**Task instructions:**
Give the number of lines below that contain the word "being", and nothing else.

**Raw data:**
====
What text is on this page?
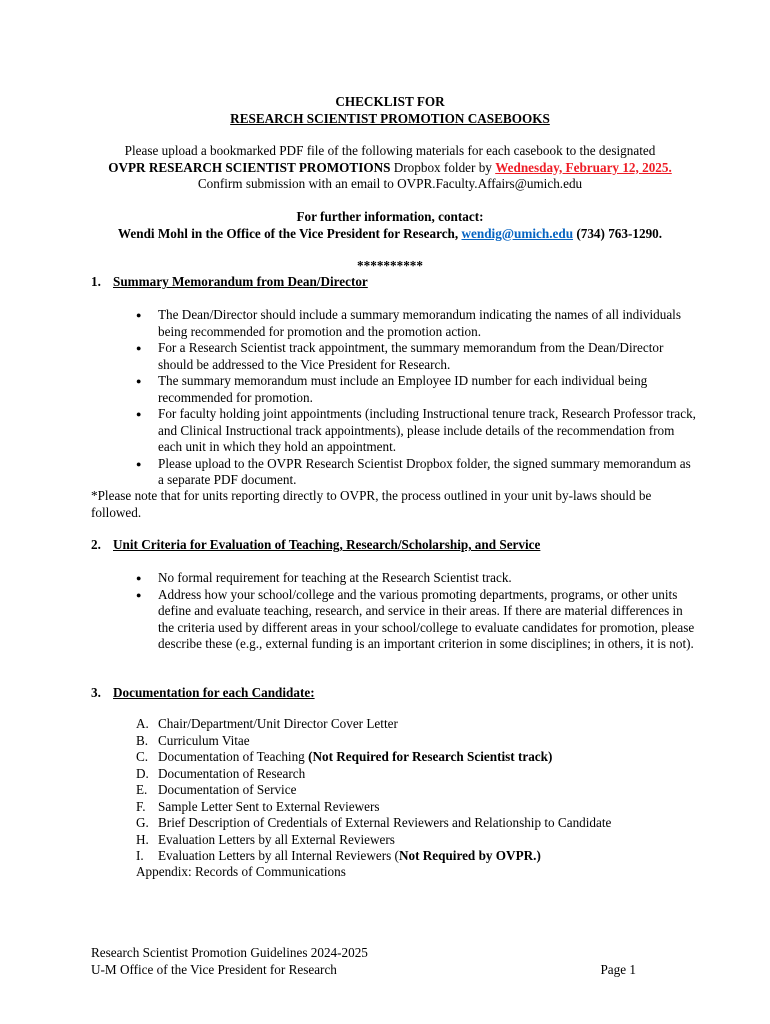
CHECKLIST FOR
RESEARCH SCIENTIST PROMOTION CASEBOOKS
Please upload a bookmarked PDF file of the following materials for each casebook to the designated
OVPR RESEARCH SCIENTIST PROMOTIONS Dropbox folder by Wednesday, February 12, 2025.
Confirm submission with an email to OVPR.Faculty.Affairs@umich.edu
For further information, contact:
Wendi Mohl in the Office of the Vice President for Research, wendig@umich.edu (734) 763-1290.
**********
1. Summary Memorandum from Dean/Director
● The Dean/Director should include a summary memorandum indicating the names of all individuals being recommended for promotion and the promotion action.
● For a Research Scientist track appointment, the summary memorandum from the Dean/Director should be addressed to the Vice President for Research.
● The summary memorandum must include an Employee ID number for each individual being recommended for promotion.
● For faculty holding joint appointments (including Instructional tenure track, Research Professor track, and Clinical Instructional track appointments), please include details of the recommendation from each unit in which they hold an appointment.
● Please upload to the OVPR Research Scientist Dropbox folder, the signed summary memorandum as a separate PDF document.
*Please note that for units reporting directly to OVPR, the process outlined in your unit by-laws should be followed.
2. Unit Criteria for Evaluation of Teaching, Research/Scholarship, and Service
● No formal requirement for teaching at the Research Scientist track.
● Address how your school/college and the various promoting departments, programs, or other units define and evaluate teaching, research, and service in their areas. If there are material differences in the criteria used by different areas in your school/college to evaluate candidates for promotion, please describe these (e.g., external funding is an important criterion in some disciplines; in others, it is not).
3. Documentation for each Candidate:
A. Chair/Department/Unit Director Cover Letter
B. Curriculum Vitae
C. Documentation of Teaching (Not Required for Research Scientist track)
D. Documentation of Research
E. Documentation of Service
F. Sample Letter Sent to External Reviewers
G. Brief Description of Credentials of External Reviewers and Relationship to Candidate
H. Evaluation Letters by all External Reviewers
I. Evaluation Letters by all Internal Reviewers (Not Required by OVPR.)
Appendix: Records of Communications
Research Scientist Promotion Guidelines 2024-2025
U-M Office of the Vice President for Research	Page 1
====
**Output for this exercise:**
2